Records ▸
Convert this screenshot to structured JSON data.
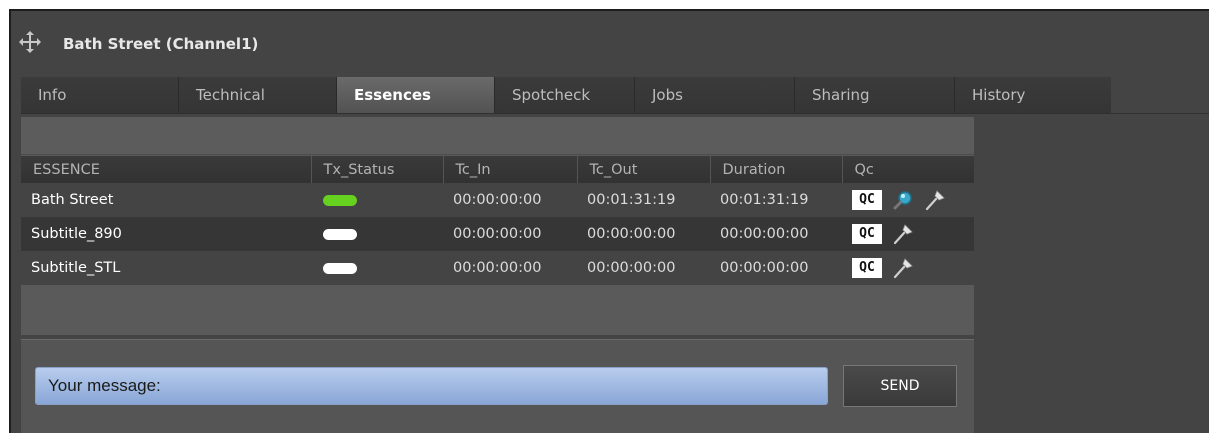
{
  "window": {
    "title": "Bath Street (Channel1)",
    "icon": "move-icon"
  },
  "tabs": [
    {
      "label": "Info",
      "active": false
    },
    {
      "label": "Technical",
      "active": false
    },
    {
      "label": "Essences",
      "active": true
    },
    {
      "label": "Spotcheck",
      "active": false
    },
    {
      "label": "Jobs",
      "active": false
    },
    {
      "label": "Sharing",
      "active": false
    },
    {
      "label": "History",
      "active": false
    }
  ],
  "table": {
    "columns": [
      "ESSENCE",
      "Tx_Status",
      "Tc_In",
      "Tc_Out",
      "Duration",
      "Qc"
    ],
    "rows": [
      {
        "essence": "Bath Street",
        "tx_status": "green",
        "tc_in": "00:00:00:00",
        "tc_out": "00:01:31:19",
        "duration": "00:01:31:19",
        "qc_label": "QC",
        "icons": [
          "magnifier-icon",
          "pin-icon"
        ]
      },
      {
        "essence": "Subtitle_890",
        "tx_status": "white",
        "tc_in": "00:00:00:00",
        "tc_out": "00:00:00:00",
        "duration": "00:00:00:00",
        "qc_label": "QC",
        "icons": [
          "pin-icon"
        ]
      },
      {
        "essence": "Subtitle_STL",
        "tx_status": "white",
        "tc_in": "00:00:00:00",
        "tc_out": "00:00:00:00",
        "duration": "00:00:00:00",
        "qc_label": "QC",
        "icons": [
          "pin-icon"
        ]
      }
    ]
  },
  "message": {
    "placeholder": "Your message:",
    "value": "",
    "send_label": "SEND"
  },
  "colors": {
    "status_green": "#66d11f",
    "status_white": "#ffffff",
    "input_blue": "#9fb9e3"
  }
}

Requirement ▸ Repeat the records above exactly, leaving out the pictures.

Result of this exercise ▸
Convert this screenshot to structured JSON data.
{
  "window": {
    "title": "Bath Street (Channel1)",
    "icon": "move-icon"
  },
  "tabs": [
    {
      "label": "Info",
      "active": false
    },
    {
      "label": "Technical",
      "active": false
    },
    {
      "label": "Essences",
      "active": true
    },
    {
      "label": "Spotcheck",
      "active": false
    },
    {
      "label": "Jobs",
      "active": false
    },
    {
      "label": "Sharing",
      "active": false
    },
    {
      "label": "History",
      "active": false
    }
  ],
  "table": {
    "columns": [
      "ESSENCE",
      "Tx_Status",
      "Tc_In",
      "Tc_Out",
      "Duration",
      "Qc"
    ],
    "rows": [
      {
        "essence": "Bath Street",
        "tx_status": "green",
        "tc_in": "00:00:00:00",
        "tc_out": "00:01:31:19",
        "duration": "00:01:31:19",
        "qc_label": "QC",
        "icons": [
          "magnifier-icon",
          "pin-icon"
        ]
      },
      {
        "essence": "Subtitle_890",
        "tx_status": "white",
        "tc_in": "00:00:00:00",
        "tc_out": "00:00:00:00",
        "duration": "00:00:00:00",
        "qc_label": "QC",
        "icons": [
          "pin-icon"
        ]
      },
      {
        "essence": "Subtitle_STL",
        "tx_status": "white",
        "tc_in": "00:00:00:00",
        "tc_out": "00:00:00:00",
        "duration": "00:00:00:00",
        "qc_label": "QC",
        "icons": [
          "pin-icon"
        ]
      }
    ]
  },
  "message": {
    "placeholder": "Your message:",
    "value": "",
    "send_label": "SEND"
  },
  "colors": {
    "status_green": "#66d11f",
    "status_white": "#ffffff",
    "input_blue": "#9fb9e3"
  }
}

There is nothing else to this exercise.